> [What to produce] Which lines contain the word "title"? Return each of them as written.

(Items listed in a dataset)
* START *

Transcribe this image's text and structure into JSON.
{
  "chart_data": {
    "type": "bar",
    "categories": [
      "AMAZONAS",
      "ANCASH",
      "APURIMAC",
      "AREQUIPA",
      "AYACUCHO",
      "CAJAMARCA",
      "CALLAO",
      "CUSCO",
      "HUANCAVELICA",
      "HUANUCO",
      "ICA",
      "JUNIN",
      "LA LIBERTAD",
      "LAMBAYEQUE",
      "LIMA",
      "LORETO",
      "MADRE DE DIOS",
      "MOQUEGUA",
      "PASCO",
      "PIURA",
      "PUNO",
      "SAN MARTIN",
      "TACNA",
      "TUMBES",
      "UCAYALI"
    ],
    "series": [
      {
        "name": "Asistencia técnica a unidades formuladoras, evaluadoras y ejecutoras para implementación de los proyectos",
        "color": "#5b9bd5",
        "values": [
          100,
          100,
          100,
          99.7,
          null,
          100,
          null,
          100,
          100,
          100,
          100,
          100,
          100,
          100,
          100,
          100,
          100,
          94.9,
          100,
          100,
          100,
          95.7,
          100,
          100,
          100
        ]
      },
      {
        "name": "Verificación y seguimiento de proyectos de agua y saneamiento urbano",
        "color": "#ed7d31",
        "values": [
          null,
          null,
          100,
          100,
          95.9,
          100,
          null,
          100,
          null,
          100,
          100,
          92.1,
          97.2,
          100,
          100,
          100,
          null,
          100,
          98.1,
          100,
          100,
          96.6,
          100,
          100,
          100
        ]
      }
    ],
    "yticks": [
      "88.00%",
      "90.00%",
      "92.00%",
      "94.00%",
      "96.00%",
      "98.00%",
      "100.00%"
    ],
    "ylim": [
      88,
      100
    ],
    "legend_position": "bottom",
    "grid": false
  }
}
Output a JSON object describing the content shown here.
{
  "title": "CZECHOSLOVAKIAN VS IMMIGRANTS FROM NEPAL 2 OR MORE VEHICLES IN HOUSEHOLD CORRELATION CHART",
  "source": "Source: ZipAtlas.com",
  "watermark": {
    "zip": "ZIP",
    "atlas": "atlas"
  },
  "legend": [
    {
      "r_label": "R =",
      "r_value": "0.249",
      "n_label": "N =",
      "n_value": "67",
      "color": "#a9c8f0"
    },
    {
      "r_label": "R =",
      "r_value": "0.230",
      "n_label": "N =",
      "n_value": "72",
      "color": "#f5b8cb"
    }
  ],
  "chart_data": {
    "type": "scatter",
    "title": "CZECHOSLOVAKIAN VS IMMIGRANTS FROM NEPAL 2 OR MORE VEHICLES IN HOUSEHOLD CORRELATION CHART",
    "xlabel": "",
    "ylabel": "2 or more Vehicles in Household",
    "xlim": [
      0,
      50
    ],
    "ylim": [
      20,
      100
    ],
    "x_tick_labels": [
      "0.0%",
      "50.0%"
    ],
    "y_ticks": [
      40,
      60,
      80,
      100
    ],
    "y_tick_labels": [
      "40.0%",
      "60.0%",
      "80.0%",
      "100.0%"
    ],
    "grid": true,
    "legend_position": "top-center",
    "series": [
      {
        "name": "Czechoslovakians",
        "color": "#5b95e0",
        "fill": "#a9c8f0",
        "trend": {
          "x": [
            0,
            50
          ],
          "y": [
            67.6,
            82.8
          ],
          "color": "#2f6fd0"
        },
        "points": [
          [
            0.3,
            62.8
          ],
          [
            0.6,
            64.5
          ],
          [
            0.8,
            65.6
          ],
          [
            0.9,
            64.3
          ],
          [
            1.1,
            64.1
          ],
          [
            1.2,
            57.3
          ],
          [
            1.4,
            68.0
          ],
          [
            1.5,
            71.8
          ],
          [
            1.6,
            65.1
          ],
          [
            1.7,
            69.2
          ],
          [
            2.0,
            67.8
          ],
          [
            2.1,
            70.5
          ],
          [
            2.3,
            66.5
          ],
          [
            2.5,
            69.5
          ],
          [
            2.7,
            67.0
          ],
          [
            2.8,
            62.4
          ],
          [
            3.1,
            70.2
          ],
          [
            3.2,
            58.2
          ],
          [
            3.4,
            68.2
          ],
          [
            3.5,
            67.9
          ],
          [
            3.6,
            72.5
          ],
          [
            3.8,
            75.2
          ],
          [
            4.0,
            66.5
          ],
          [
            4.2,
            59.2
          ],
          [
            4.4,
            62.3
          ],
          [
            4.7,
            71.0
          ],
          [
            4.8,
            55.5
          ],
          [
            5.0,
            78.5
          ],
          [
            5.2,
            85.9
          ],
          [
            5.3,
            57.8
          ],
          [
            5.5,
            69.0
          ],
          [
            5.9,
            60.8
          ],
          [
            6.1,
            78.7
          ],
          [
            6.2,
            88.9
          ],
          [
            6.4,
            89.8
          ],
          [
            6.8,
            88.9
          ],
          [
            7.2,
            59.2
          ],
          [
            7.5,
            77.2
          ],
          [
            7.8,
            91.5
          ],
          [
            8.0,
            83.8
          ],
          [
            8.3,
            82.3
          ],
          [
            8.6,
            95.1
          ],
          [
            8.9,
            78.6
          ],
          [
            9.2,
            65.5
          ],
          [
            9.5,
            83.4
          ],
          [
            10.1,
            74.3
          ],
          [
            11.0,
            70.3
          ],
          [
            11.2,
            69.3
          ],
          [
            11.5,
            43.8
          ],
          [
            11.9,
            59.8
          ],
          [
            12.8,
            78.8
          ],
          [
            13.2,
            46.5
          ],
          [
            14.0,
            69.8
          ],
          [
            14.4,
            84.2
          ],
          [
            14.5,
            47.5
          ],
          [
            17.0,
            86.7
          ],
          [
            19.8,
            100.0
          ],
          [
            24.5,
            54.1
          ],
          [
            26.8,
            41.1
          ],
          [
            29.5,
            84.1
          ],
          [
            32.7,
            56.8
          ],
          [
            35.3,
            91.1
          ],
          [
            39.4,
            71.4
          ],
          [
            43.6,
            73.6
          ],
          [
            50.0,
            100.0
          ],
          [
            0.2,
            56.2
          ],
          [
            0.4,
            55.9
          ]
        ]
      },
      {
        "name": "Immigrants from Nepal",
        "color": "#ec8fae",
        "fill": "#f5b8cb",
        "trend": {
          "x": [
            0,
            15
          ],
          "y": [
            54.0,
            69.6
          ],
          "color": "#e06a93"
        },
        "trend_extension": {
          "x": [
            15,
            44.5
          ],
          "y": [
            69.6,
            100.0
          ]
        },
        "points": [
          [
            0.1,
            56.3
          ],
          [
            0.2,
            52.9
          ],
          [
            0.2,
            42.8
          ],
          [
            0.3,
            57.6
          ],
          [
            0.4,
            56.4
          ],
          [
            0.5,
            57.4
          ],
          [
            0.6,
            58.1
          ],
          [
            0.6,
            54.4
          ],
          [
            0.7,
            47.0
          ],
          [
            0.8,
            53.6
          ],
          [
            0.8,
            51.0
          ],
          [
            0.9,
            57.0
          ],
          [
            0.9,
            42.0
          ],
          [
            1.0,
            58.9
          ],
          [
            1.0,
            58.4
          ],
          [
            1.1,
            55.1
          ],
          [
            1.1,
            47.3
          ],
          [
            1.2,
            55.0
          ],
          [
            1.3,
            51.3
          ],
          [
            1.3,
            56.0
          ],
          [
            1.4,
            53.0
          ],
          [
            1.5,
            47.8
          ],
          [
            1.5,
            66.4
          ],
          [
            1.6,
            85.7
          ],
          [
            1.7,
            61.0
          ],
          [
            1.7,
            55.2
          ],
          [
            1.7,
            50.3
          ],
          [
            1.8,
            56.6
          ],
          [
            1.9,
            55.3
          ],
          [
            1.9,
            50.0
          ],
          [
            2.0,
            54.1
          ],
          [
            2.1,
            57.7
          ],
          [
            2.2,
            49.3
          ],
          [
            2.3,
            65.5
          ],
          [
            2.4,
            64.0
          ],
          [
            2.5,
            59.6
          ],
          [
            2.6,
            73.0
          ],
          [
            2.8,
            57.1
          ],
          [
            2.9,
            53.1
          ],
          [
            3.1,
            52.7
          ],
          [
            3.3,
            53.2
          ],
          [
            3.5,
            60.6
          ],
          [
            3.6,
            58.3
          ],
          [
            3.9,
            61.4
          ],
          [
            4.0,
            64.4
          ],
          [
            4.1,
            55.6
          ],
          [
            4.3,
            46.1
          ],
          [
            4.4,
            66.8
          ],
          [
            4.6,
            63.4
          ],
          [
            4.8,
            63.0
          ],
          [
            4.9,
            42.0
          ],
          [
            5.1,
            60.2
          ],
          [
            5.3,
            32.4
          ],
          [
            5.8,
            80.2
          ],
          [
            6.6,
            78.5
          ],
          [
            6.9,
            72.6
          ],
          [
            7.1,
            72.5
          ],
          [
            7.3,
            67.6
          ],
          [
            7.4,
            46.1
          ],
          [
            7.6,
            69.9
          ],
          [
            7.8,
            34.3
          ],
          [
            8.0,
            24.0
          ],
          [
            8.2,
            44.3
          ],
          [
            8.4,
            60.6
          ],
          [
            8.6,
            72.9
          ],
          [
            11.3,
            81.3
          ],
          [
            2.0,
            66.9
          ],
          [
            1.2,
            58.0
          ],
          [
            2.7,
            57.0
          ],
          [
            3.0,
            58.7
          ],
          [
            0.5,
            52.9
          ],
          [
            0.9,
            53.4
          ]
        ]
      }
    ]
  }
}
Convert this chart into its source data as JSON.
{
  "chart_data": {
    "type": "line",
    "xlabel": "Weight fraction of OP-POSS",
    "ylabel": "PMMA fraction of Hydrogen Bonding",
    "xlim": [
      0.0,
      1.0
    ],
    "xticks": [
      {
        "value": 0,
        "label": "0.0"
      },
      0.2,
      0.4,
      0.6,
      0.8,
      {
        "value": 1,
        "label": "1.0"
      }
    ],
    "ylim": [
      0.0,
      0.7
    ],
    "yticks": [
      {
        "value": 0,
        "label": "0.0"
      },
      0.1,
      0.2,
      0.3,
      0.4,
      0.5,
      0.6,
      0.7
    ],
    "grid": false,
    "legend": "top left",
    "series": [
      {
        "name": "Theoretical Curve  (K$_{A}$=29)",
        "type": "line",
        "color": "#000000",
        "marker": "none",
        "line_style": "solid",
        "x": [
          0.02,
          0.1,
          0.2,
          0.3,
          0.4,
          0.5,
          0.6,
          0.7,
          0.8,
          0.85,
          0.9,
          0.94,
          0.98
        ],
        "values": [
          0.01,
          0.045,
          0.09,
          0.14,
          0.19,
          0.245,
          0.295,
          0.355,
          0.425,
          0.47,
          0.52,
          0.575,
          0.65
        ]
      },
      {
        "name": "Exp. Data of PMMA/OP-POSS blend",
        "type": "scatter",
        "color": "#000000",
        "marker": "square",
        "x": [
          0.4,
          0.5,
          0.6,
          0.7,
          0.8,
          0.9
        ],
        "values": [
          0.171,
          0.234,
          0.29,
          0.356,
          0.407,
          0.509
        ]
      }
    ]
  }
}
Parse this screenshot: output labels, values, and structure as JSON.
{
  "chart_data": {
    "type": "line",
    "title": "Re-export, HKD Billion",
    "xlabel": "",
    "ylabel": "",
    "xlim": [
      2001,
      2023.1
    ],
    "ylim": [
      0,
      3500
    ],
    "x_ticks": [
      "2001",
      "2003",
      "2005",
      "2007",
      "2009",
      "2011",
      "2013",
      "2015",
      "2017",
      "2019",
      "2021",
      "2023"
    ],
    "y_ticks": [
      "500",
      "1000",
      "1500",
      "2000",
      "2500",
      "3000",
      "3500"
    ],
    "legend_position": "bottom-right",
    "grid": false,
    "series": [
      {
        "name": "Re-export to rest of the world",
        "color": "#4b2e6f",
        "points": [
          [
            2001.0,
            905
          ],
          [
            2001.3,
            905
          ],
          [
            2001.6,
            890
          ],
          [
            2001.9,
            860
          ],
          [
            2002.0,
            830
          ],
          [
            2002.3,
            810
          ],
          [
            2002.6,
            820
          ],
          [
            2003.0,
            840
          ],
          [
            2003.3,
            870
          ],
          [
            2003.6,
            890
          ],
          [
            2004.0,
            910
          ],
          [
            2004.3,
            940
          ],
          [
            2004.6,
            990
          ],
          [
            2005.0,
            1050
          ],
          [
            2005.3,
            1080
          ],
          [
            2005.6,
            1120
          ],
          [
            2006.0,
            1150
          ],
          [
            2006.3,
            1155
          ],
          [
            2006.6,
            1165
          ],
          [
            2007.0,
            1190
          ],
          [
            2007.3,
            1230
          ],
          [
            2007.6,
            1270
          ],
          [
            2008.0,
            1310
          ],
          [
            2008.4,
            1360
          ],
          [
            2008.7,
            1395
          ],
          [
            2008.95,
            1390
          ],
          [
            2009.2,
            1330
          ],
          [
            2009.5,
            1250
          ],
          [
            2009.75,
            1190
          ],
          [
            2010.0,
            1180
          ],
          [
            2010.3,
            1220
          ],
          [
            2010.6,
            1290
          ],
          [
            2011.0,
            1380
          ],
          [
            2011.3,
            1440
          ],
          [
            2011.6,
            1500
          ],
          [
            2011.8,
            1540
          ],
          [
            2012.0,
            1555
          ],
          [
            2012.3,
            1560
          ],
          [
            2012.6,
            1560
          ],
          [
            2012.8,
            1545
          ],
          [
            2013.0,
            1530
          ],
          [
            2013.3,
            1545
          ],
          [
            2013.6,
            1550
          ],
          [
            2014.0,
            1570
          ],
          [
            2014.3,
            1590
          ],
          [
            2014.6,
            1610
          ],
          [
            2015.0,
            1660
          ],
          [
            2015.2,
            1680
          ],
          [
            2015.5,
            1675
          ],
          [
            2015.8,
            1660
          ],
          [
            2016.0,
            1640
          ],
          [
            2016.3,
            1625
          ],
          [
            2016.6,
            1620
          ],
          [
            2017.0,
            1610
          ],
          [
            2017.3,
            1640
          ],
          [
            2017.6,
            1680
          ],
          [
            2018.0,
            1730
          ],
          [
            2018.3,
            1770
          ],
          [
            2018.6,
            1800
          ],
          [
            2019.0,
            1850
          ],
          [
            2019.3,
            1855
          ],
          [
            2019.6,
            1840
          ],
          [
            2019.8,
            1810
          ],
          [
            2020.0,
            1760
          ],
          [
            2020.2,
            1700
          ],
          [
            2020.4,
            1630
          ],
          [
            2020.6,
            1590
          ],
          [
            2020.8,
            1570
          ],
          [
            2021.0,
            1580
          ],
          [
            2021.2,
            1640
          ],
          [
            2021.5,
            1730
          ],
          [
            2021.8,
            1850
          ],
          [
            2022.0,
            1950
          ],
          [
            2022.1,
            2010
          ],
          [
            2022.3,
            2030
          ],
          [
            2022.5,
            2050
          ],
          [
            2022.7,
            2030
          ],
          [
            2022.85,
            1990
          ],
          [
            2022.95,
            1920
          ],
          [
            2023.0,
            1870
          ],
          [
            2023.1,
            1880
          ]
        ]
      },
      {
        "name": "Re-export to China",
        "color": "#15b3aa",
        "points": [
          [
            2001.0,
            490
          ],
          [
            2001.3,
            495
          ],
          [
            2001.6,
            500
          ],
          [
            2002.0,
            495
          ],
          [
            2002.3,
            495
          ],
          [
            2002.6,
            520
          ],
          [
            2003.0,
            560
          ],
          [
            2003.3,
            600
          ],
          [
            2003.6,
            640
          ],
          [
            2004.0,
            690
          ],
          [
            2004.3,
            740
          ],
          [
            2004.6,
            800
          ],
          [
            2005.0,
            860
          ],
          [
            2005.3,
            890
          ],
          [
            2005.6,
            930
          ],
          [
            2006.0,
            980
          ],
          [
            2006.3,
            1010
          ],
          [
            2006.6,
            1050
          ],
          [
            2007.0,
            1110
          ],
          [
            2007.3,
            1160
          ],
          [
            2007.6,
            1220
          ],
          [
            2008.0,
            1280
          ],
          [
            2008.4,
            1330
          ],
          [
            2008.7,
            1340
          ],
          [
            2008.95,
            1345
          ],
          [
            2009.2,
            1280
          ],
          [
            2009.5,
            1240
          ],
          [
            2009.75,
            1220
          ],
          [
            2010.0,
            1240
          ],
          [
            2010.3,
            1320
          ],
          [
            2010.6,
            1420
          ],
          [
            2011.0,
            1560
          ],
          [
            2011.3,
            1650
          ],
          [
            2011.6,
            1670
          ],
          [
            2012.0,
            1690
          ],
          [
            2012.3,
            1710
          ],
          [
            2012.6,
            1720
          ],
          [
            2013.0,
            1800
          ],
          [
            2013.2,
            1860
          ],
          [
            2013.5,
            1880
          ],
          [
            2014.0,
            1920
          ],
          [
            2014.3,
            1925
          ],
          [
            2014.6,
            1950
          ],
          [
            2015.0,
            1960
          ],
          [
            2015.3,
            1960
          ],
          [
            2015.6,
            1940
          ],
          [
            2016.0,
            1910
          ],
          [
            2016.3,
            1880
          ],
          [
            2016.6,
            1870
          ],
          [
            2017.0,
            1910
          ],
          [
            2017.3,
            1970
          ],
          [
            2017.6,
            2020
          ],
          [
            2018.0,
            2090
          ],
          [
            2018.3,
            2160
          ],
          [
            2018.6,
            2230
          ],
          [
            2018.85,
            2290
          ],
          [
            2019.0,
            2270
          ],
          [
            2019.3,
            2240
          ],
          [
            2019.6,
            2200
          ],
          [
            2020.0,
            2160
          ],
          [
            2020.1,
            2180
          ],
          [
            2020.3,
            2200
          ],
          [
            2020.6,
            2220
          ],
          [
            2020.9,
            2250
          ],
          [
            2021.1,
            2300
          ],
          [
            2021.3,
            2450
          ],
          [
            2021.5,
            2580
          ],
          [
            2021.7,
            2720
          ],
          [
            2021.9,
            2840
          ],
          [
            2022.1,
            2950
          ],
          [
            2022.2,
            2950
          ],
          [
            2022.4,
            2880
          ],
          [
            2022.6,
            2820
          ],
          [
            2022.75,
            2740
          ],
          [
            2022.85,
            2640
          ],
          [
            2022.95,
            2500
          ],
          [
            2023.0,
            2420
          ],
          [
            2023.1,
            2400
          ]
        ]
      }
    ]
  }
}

* END *

> [Exercise result]
  "title": "CZECHOSLOVAKIAN VS IMMIGRANTS FROM NEPAL 2 OR MORE VEHICLES IN HOUSEHOLD CORRELATION CHART",
    "title": "CZECHOSLOVAKIAN VS IMMIGRANTS FROM NEPAL 2 OR MORE VEHICLES IN HOUSEHOLD CORRELATION CHART",
    "title": "Re-export, HKD Billion",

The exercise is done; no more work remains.